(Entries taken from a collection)
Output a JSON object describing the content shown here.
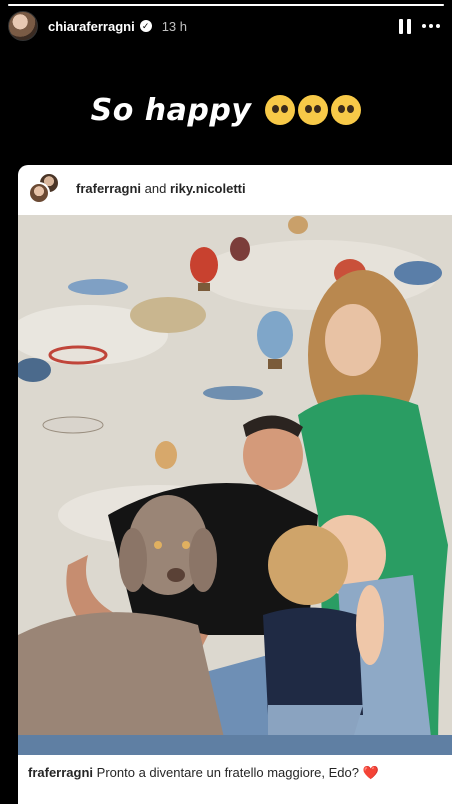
{
  "story": {
    "progress": 1.0
  },
  "header": {
    "username": "chiaraferragni",
    "time": "13 h",
    "pause_icon": "pause-icon",
    "more_icon": "more-icon"
  },
  "caption": {
    "text": "So happy",
    "emoji_count": 3,
    "emoji_name": "pleading-face-emoji"
  },
  "post": {
    "author1": "fraferragni",
    "and": "and",
    "author2": "riky.nicoletti",
    "caption_author": "fraferragni",
    "caption_text": "Pronto a diventare un fratello maggiore, Edo?",
    "caption_emoji": "❤️"
  },
  "colors": {
    "background": "#000000",
    "card": "#ffffff",
    "sweater": "#2a9d63",
    "heart": "#e0245e"
  }
}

## DO THIS:
Skip the pictures and transcribe the rest of the records exactly.

## ANSWER FOR THIS EXERCISE:
Output a JSON object describing the content shown here.
{
  "story": {
    "progress": 1.0
  },
  "header": {
    "username": "chiaraferragni",
    "time": "13 h",
    "pause_icon": "pause-icon",
    "more_icon": "more-icon"
  },
  "caption": {
    "text": "So happy",
    "emoji_count": 3,
    "emoji_name": "pleading-face-emoji"
  },
  "post": {
    "author1": "fraferragni",
    "and": "and",
    "author2": "riky.nicoletti",
    "caption_author": "fraferragni",
    "caption_text": "Pronto a diventare un fratello maggiore, Edo?",
    "caption_emoji": "❤️"
  },
  "colors": {
    "background": "#000000",
    "card": "#ffffff",
    "sweater": "#2a9d63",
    "heart": "#e0245e"
  }
}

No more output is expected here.